[[ READING PASSAGE open ]]
Of the song "No Vaseline", Heller wrote that he didn't believe that Ice Cube was genuinely anti-Semitic and was nothing but "pro-Ice Cube", but had exploited prejudices in the Afro-American community to help his career.

He claimed that the deathbed letter from Eazy-E was a forgery: "Eric would never have put out a letter that was that corny." Heller wrote that Eazy-E had eight children and not seven as the letter stated.

When Dr. Dre beat Dee Barnes in the midst of the feud between Ice Cube and the remaining members of N.W.A, Heller called the incident "disgraceful" and that he was "left to clean up the mess". Heller said that Dr. Dre was generally non-violent and mild-mannered, but had drunk too much on that night.

In a 2013 interview on the Murder Master Music Show, Heller said that Eazy-E had planned on murdering Suge Knight, but Heller was able to talk him out of it. Heller said he was in his office when Eazy-E told him, "You know this guy Suge Knight? Well, I'm gonna kill him ... This guy's gonna be a problem, and I'm gonna kill him." Heller said that he told Eazy it didn't make sense to kill Knight. It wouldn't be worth the risk, citing that Ruthless was the most successful startup record company ever, making $10 million a month with only six employees and, as Heller put it, "not even having a typewriter in their office."
[[ READING PASSAGE closed ]]
[[ INFORMATION PROVIDED open ]]
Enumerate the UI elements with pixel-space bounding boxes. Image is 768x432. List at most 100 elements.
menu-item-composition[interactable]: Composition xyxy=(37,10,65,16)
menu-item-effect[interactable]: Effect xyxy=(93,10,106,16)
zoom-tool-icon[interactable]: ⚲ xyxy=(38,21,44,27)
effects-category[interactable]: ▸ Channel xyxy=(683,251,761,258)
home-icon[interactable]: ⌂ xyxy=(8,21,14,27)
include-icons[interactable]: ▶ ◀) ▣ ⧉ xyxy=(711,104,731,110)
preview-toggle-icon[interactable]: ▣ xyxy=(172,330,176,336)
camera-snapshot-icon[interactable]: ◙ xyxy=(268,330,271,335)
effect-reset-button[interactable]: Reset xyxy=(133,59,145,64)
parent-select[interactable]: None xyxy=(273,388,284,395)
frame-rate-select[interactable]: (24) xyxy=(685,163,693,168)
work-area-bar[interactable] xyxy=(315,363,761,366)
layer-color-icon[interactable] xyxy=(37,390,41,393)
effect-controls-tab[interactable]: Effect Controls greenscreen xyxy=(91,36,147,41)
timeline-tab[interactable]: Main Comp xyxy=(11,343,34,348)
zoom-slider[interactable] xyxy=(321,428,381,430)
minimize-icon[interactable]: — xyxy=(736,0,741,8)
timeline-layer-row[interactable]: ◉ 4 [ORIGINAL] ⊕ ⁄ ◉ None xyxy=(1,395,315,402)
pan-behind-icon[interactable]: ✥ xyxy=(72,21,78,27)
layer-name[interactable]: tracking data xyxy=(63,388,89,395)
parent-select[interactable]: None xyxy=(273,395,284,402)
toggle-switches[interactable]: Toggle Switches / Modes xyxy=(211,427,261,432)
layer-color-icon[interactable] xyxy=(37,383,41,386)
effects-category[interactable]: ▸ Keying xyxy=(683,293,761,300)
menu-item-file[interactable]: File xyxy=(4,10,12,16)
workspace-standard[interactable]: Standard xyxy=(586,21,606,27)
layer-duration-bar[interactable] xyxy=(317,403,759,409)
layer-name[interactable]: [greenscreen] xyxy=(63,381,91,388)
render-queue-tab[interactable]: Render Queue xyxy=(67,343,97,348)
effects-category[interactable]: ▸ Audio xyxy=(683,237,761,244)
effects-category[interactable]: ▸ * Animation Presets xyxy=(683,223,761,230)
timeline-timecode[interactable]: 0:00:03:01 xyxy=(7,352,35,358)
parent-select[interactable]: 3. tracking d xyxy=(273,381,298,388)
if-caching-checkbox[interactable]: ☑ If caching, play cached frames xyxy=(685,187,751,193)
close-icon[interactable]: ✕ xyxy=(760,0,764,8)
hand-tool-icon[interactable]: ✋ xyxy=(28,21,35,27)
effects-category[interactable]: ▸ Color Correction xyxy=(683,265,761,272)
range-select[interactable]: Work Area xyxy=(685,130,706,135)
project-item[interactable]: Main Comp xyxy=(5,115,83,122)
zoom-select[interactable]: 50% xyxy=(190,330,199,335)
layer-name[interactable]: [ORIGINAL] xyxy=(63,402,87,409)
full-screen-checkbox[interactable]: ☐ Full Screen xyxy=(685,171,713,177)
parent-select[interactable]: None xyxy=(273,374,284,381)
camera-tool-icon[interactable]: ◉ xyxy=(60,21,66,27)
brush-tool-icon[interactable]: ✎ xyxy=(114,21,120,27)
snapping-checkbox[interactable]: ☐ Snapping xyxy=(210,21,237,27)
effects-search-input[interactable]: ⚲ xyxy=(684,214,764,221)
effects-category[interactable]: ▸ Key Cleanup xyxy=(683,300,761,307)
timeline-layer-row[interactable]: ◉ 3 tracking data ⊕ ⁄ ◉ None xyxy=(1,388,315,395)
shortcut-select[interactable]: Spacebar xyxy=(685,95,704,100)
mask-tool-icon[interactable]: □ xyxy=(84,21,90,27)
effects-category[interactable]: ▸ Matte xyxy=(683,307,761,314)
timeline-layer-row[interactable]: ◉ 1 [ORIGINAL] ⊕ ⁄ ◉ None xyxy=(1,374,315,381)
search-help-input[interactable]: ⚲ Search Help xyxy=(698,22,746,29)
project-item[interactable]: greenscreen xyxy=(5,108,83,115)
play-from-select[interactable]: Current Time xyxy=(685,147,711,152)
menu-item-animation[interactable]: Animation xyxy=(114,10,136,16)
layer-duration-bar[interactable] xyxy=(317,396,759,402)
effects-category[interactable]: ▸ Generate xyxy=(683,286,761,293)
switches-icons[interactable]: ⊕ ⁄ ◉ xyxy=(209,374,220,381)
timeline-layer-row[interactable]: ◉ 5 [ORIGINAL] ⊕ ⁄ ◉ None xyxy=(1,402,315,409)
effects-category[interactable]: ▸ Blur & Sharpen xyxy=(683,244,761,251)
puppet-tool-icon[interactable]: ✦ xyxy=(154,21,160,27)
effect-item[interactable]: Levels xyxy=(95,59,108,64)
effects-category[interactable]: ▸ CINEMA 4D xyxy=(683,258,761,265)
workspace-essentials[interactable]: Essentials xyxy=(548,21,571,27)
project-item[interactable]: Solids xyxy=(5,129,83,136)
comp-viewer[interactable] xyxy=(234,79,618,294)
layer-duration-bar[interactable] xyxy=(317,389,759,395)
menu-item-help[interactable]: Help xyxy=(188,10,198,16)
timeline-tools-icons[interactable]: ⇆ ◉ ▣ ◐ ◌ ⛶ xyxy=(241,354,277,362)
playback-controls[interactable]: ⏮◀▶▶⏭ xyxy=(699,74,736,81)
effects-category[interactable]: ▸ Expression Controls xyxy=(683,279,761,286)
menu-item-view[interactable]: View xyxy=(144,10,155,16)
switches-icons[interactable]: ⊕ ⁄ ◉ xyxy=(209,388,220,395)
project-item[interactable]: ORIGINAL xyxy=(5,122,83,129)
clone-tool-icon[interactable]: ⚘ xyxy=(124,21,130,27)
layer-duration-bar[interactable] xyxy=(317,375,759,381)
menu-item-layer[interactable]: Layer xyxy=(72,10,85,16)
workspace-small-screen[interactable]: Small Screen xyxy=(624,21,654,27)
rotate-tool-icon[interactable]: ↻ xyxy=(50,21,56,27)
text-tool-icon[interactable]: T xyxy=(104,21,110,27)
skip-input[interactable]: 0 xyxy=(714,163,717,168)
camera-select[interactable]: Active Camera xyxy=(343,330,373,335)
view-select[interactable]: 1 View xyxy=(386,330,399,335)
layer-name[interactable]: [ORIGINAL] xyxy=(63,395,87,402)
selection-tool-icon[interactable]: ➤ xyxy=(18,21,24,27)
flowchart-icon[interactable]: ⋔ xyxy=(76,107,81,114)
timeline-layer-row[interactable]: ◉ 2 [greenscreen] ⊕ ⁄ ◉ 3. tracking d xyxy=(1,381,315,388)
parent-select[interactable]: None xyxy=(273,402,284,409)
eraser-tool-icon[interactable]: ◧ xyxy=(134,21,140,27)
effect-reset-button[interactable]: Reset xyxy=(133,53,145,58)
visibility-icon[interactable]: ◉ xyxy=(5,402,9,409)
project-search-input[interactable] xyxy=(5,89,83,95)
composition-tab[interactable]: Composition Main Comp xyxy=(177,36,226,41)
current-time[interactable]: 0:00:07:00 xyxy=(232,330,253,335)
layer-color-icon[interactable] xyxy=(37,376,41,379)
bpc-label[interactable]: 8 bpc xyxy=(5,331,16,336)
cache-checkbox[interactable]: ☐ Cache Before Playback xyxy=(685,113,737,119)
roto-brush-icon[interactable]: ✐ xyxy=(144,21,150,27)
[[ INFORMATION PROVIDED closed ]]
▶ [TASK REQUIREMENTS]
1 – Please return the part of the Heller passage starting with "Of the song" and going on through "on that night.".
2 – According to the Heller passage, how many children did Heller write that Eazy-E had?
The items are separate material from the Heller passage.

▶ [ANSWERS FOR THE TASKS]
1 –
Of the song "No Vaseline", Heller wrote that he didn't believe that Ice Cube was genuinely anti-Semitic and was nothing but "pro-Ice Cube", but had exploited prejudices in the Afro-American community to help his career.

He claimed that the deathbed letter from Eazy-E was a forgery: "Eric would never have put out a letter that was that corny." Heller wrote that Eazy-E had eight children and not seven as the letter stated.

When Dr. Dre beat Dee Barnes in the midst of the feud between Ice Cube and the remaining members of N.W.A, Heller called the incident "disgraceful" and that he was "left to clean up the mess". Heller said that Dr. Dre was generally non-violent and mild-mannered, but had drunk too much on that night.

2 – Eight